EXTRACTED ENTRIES

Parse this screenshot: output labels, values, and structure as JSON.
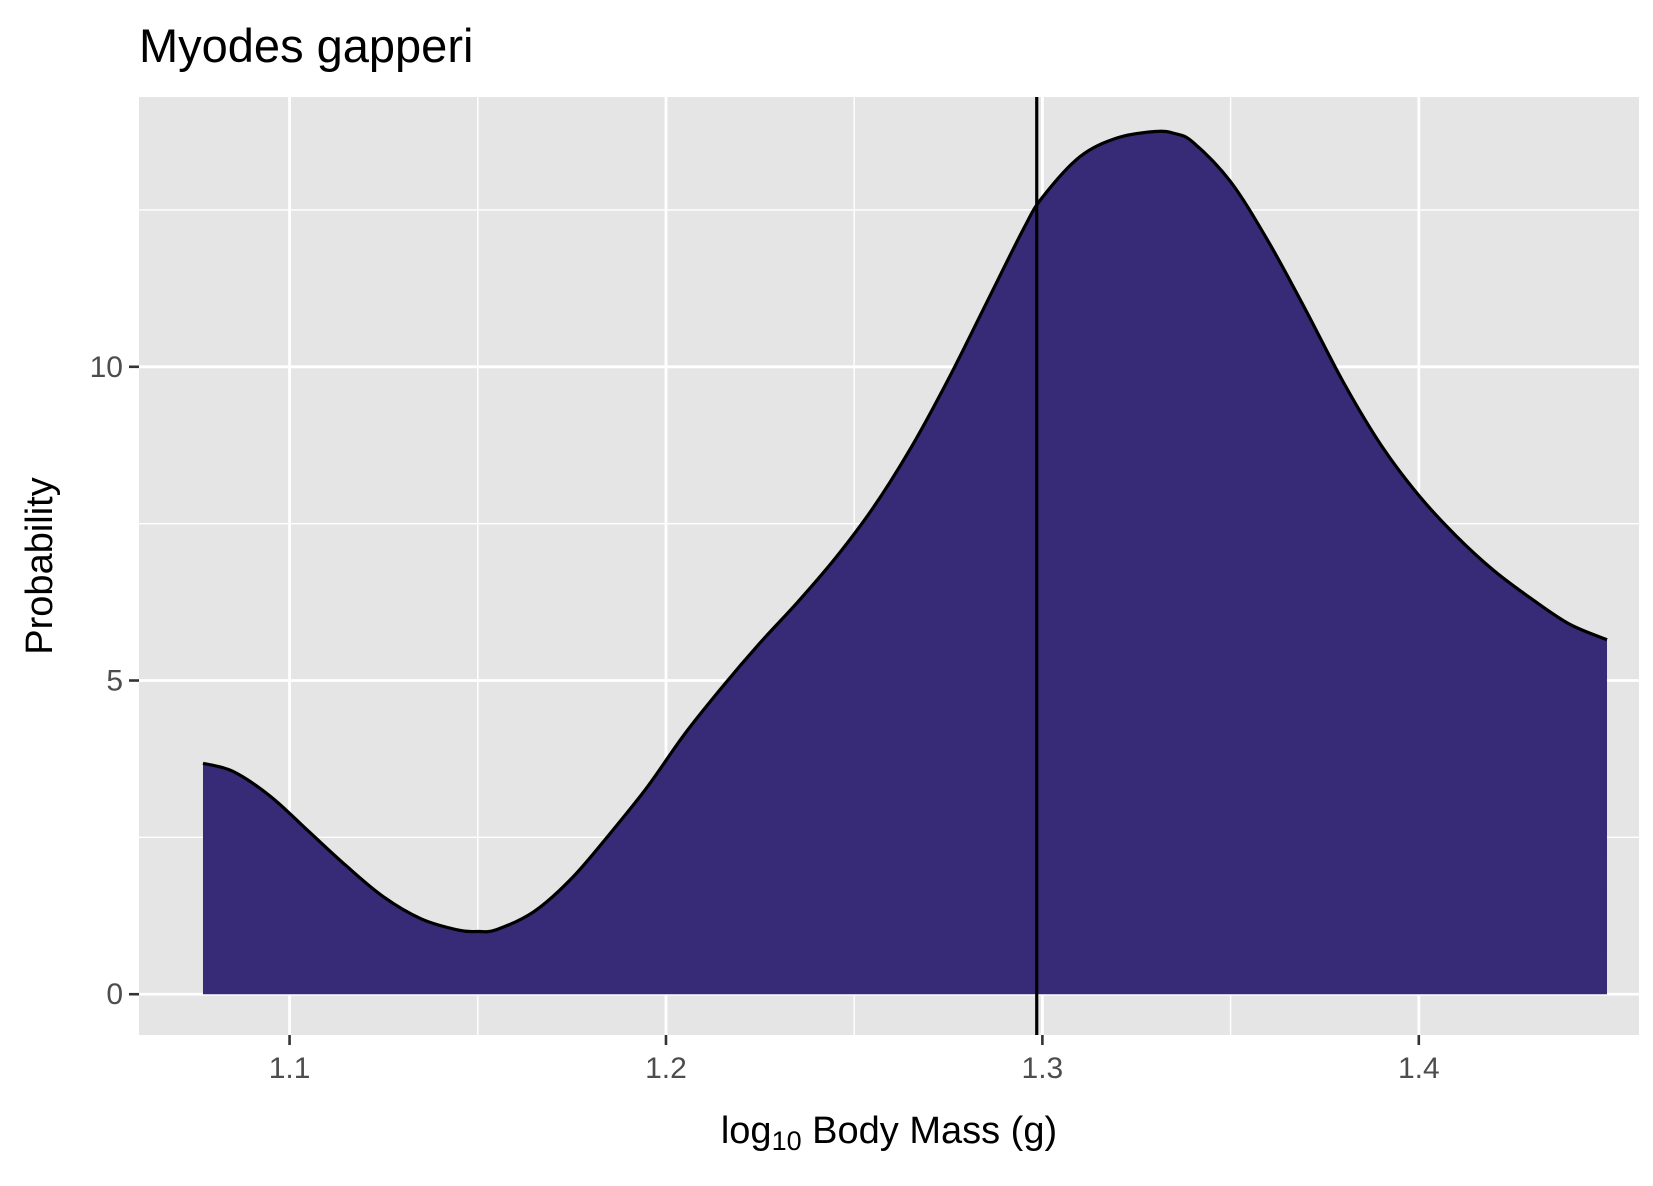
{
  "chart_data": {
    "type": "area",
    "title": "Myodes gapperi",
    "xlabel_main": "log",
    "xlabel_sub": "10",
    "xlabel_rest": " Body Mass (g)",
    "ylabel": "Probability",
    "xlim": [
      1.06,
      1.4585
    ],
    "ylim": [
      -0.65,
      14.3
    ],
    "x_ticks": [
      1.1,
      1.2,
      1.3,
      1.4
    ],
    "x_tick_labels": [
      "1.1",
      "1.2",
      "1.3",
      "1.4"
    ],
    "x_minor": [
      1.15,
      1.25,
      1.35
    ],
    "y_ticks": [
      0,
      5,
      10
    ],
    "y_tick_labels": [
      "0",
      "5",
      "10"
    ],
    "y_minor": [
      2.5,
      7.5,
      12.5
    ],
    "vline_x": 1.2985,
    "fill_color": "#372a77",
    "line_color": "#000000",
    "panel_color": "#e5e5e5",
    "grid_color": "#ffffff",
    "grid": true,
    "density": {
      "x": [
        1.077,
        1.085,
        1.095,
        1.105,
        1.115,
        1.125,
        1.135,
        1.145,
        1.15,
        1.155,
        1.165,
        1.175,
        1.185,
        1.195,
        1.205,
        1.215,
        1.225,
        1.235,
        1.245,
        1.255,
        1.265,
        1.275,
        1.285,
        1.295,
        1.3,
        1.31,
        1.32,
        1.33,
        1.335,
        1.34,
        1.35,
        1.36,
        1.37,
        1.38,
        1.39,
        1.4,
        1.41,
        1.42,
        1.43,
        1.44,
        1.45
      ],
      "y": [
        3.68,
        3.55,
        3.15,
        2.6,
        2.05,
        1.55,
        1.2,
        1.02,
        1.0,
        1.03,
        1.32,
        1.85,
        2.55,
        3.3,
        4.15,
        4.9,
        5.6,
        6.25,
        6.95,
        7.75,
        8.7,
        9.8,
        11.0,
        12.2,
        12.7,
        13.35,
        13.65,
        13.75,
        13.72,
        13.58,
        12.95,
        12.0,
        10.9,
        9.75,
        8.75,
        7.95,
        7.3,
        6.75,
        6.3,
        5.9,
        5.65
      ]
    }
  }
}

EXERCISE DETAILS
Transcribe every line in the entries above, taking out only the images.

RESPONSE
Parse this screenshot: output labels, values, and structure as JSON.
{
  "chart_data": {
    "type": "area",
    "title": "Myodes gapperi",
    "xlabel_main": "log",
    "xlabel_sub": "10",
    "xlabel_rest": " Body Mass (g)",
    "ylabel": "Probability",
    "xlim": [
      1.06,
      1.4585
    ],
    "ylim": [
      -0.65,
      14.3
    ],
    "x_ticks": [
      1.1,
      1.2,
      1.3,
      1.4
    ],
    "x_tick_labels": [
      "1.1",
      "1.2",
      "1.3",
      "1.4"
    ],
    "x_minor": [
      1.15,
      1.25,
      1.35
    ],
    "y_ticks": [
      0,
      5,
      10
    ],
    "y_tick_labels": [
      "0",
      "5",
      "10"
    ],
    "y_minor": [
      2.5,
      7.5,
      12.5
    ],
    "vline_x": 1.2985,
    "fill_color": "#372a77",
    "line_color": "#000000",
    "panel_color": "#e5e5e5",
    "grid_color": "#ffffff",
    "grid": true,
    "density": {
      "x": [
        1.077,
        1.085,
        1.095,
        1.105,
        1.115,
        1.125,
        1.135,
        1.145,
        1.15,
        1.155,
        1.165,
        1.175,
        1.185,
        1.195,
        1.205,
        1.215,
        1.225,
        1.235,
        1.245,
        1.255,
        1.265,
        1.275,
        1.285,
        1.295,
        1.3,
        1.31,
        1.32,
        1.33,
        1.335,
        1.34,
        1.35,
        1.36,
        1.37,
        1.38,
        1.39,
        1.4,
        1.41,
        1.42,
        1.43,
        1.44,
        1.45
      ],
      "y": [
        3.68,
        3.55,
        3.15,
        2.6,
        2.05,
        1.55,
        1.2,
        1.02,
        1.0,
        1.03,
        1.32,
        1.85,
        2.55,
        3.3,
        4.15,
        4.9,
        5.6,
        6.25,
        6.95,
        7.75,
        8.7,
        9.8,
        11.0,
        12.2,
        12.7,
        13.35,
        13.65,
        13.75,
        13.72,
        13.58,
        12.95,
        12.0,
        10.9,
        9.75,
        8.75,
        7.95,
        7.3,
        6.75,
        6.3,
        5.9,
        5.65
      ]
    }
  }
}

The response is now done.